>> BEGIN Source data

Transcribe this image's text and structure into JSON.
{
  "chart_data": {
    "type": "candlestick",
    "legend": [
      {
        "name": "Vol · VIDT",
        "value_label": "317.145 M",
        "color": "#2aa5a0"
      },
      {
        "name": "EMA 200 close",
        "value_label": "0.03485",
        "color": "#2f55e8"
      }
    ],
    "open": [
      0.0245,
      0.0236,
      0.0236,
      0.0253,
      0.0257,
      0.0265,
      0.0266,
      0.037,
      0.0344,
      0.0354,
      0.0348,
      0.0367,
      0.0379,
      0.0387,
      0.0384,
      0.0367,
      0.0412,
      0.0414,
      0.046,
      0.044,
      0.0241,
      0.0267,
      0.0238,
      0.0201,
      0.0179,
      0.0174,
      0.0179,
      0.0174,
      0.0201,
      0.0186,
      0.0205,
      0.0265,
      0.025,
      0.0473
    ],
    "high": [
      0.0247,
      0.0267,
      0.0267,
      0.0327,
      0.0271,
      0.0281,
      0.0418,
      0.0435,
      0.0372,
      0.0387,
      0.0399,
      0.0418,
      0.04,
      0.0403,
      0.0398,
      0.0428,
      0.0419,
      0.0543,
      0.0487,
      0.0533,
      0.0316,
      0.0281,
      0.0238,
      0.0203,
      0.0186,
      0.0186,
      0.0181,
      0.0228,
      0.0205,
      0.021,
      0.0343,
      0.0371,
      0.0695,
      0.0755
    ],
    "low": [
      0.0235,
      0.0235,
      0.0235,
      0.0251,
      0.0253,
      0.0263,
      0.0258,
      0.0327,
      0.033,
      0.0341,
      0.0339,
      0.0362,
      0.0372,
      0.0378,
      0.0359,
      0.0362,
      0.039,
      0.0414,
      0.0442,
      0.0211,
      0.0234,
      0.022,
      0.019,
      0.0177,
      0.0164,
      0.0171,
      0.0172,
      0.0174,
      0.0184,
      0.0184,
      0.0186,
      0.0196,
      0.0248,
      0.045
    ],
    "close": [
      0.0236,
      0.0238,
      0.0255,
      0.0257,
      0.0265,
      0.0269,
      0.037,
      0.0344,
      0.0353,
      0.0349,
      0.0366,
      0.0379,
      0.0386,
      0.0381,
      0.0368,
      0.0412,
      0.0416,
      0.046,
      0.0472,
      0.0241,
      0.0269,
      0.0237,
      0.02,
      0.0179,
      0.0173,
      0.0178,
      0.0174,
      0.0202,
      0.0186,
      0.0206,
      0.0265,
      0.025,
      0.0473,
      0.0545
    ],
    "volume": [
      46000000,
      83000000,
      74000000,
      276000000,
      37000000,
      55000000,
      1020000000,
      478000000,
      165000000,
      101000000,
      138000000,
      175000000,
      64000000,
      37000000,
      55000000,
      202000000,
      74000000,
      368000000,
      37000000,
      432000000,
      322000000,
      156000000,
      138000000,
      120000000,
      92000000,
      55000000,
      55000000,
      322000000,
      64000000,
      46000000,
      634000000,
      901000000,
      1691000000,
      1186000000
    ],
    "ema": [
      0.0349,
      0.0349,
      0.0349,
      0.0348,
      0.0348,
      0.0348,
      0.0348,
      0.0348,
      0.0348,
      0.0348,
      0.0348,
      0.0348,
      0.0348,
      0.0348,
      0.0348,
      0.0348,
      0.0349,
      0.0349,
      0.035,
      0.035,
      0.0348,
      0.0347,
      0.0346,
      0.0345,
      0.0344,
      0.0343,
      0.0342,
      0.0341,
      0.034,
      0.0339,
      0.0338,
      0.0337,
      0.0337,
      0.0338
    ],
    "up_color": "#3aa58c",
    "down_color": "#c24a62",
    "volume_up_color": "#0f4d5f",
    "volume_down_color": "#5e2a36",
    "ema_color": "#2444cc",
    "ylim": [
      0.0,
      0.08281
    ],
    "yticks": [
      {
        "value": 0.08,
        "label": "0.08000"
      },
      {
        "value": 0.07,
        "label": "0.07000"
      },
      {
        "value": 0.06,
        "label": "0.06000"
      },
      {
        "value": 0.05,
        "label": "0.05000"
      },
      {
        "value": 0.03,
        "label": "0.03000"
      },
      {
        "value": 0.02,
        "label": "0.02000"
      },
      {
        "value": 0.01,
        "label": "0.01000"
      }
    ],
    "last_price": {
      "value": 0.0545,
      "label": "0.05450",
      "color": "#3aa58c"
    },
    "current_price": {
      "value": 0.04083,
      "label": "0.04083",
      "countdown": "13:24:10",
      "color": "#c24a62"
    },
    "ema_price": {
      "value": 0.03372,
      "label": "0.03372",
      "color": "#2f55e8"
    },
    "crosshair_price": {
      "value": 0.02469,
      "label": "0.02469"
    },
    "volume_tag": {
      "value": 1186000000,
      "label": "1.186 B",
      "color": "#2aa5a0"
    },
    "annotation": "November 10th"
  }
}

>> END Source data

### Given request
Each line of the material should be duplicated exactly, please.

### Answer for the task
Transcribe this image's text and structure into JSON.
{
  "chart_data": {
    "type": "candlestick",
    "legend": [
      {
        "name": "Vol · VIDT",
        "value_label": "317.145 M",
        "color": "#2aa5a0"
      },
      {
        "name": "EMA 200 close",
        "value_label": "0.03485",
        "color": "#2f55e8"
      }
    ],
    "open": [
      0.0245,
      0.0236,
      0.0236,
      0.0253,
      0.0257,
      0.0265,
      0.0266,
      0.037,
      0.0344,
      0.0354,
      0.0348,
      0.0367,
      0.0379,
      0.0387,
      0.0384,
      0.0367,
      0.0412,
      0.0414,
      0.046,
      0.044,
      0.0241,
      0.0267,
      0.0238,
      0.0201,
      0.0179,
      0.0174,
      0.0179,
      0.0174,
      0.0201,
      0.0186,
      0.0205,
      0.0265,
      0.025,
      0.0473
    ],
    "high": [
      0.0247,
      0.0267,
      0.0267,
      0.0327,
      0.0271,
      0.0281,
      0.0418,
      0.0435,
      0.0372,
      0.0387,
      0.0399,
      0.0418,
      0.04,
      0.0403,
      0.0398,
      0.0428,
      0.0419,
      0.0543,
      0.0487,
      0.0533,
      0.0316,
      0.0281,
      0.0238,
      0.0203,
      0.0186,
      0.0186,
      0.0181,
      0.0228,
      0.0205,
      0.021,
      0.0343,
      0.0371,
      0.0695,
      0.0755
    ],
    "low": [
      0.0235,
      0.0235,
      0.0235,
      0.0251,
      0.0253,
      0.0263,
      0.0258,
      0.0327,
      0.033,
      0.0341,
      0.0339,
      0.0362,
      0.0372,
      0.0378,
      0.0359,
      0.0362,
      0.039,
      0.0414,
      0.0442,
      0.0211,
      0.0234,
      0.022,
      0.019,
      0.0177,
      0.0164,
      0.0171,
      0.0172,
      0.0174,
      0.0184,
      0.0184,
      0.0186,
      0.0196,
      0.0248,
      0.045
    ],
    "close": [
      0.0236,
      0.0238,
      0.0255,
      0.0257,
      0.0265,
      0.0269,
      0.037,
      0.0344,
      0.0353,
      0.0349,
      0.0366,
      0.0379,
      0.0386,
      0.0381,
      0.0368,
      0.0412,
      0.0416,
      0.046,
      0.0472,
      0.0241,
      0.0269,
      0.0237,
      0.02,
      0.0179,
      0.0173,
      0.0178,
      0.0174,
      0.0202,
      0.0186,
      0.0206,
      0.0265,
      0.025,
      0.0473,
      0.0545
    ],
    "volume": [
      46000000,
      83000000,
      74000000,
      276000000,
      37000000,
      55000000,
      1020000000,
      478000000,
      165000000,
      101000000,
      138000000,
      175000000,
      64000000,
      37000000,
      55000000,
      202000000,
      74000000,
      368000000,
      37000000,
      432000000,
      322000000,
      156000000,
      138000000,
      120000000,
      92000000,
      55000000,
      55000000,
      322000000,
      64000000,
      46000000,
      634000000,
      901000000,
      1691000000,
      1186000000
    ],
    "ema": [
      0.0349,
      0.0349,
      0.0349,
      0.0348,
      0.0348,
      0.0348,
      0.0348,
      0.0348,
      0.0348,
      0.0348,
      0.0348,
      0.0348,
      0.0348,
      0.0348,
      0.0348,
      0.0348,
      0.0349,
      0.0349,
      0.035,
      0.035,
      0.0348,
      0.0347,
      0.0346,
      0.0345,
      0.0344,
      0.0343,
      0.0342,
      0.0341,
      0.034,
      0.0339,
      0.0338,
      0.0337,
      0.0337,
      0.0338
    ],
    "up_color": "#3aa58c",
    "down_color": "#c24a62",
    "volume_up_color": "#0f4d5f",
    "volume_down_color": "#5e2a36",
    "ema_color": "#2444cc",
    "ylim": [
      0.0,
      0.08281
    ],
    "yticks": [
      {
        "value": 0.08,
        "label": "0.08000"
      },
      {
        "value": 0.07,
        "label": "0.07000"
      },
      {
        "value": 0.06,
        "label": "0.06000"
      },
      {
        "value": 0.05,
        "label": "0.05000"
      },
      {
        "value": 0.03,
        "label": "0.03000"
      },
      {
        "value": 0.02,
        "label": "0.02000"
      },
      {
        "value": 0.01,
        "label": "0.01000"
      }
    ],
    "last_price": {
      "value": 0.0545,
      "label": "0.05450",
      "color": "#3aa58c"
    },
    "current_price": {
      "value": 0.04083,
      "label": "0.04083",
      "countdown": "13:24:10",
      "color": "#c24a62"
    },
    "ema_price": {
      "value": 0.03372,
      "label": "0.03372",
      "color": "#2f55e8"
    },
    "crosshair_price": {
      "value": 0.02469,
      "label": "0.02469"
    },
    "volume_tag": {
      "value": 1186000000,
      "label": "1.186 B",
      "color": "#2aa5a0"
    },
    "annotation": "November 10th"
  }
}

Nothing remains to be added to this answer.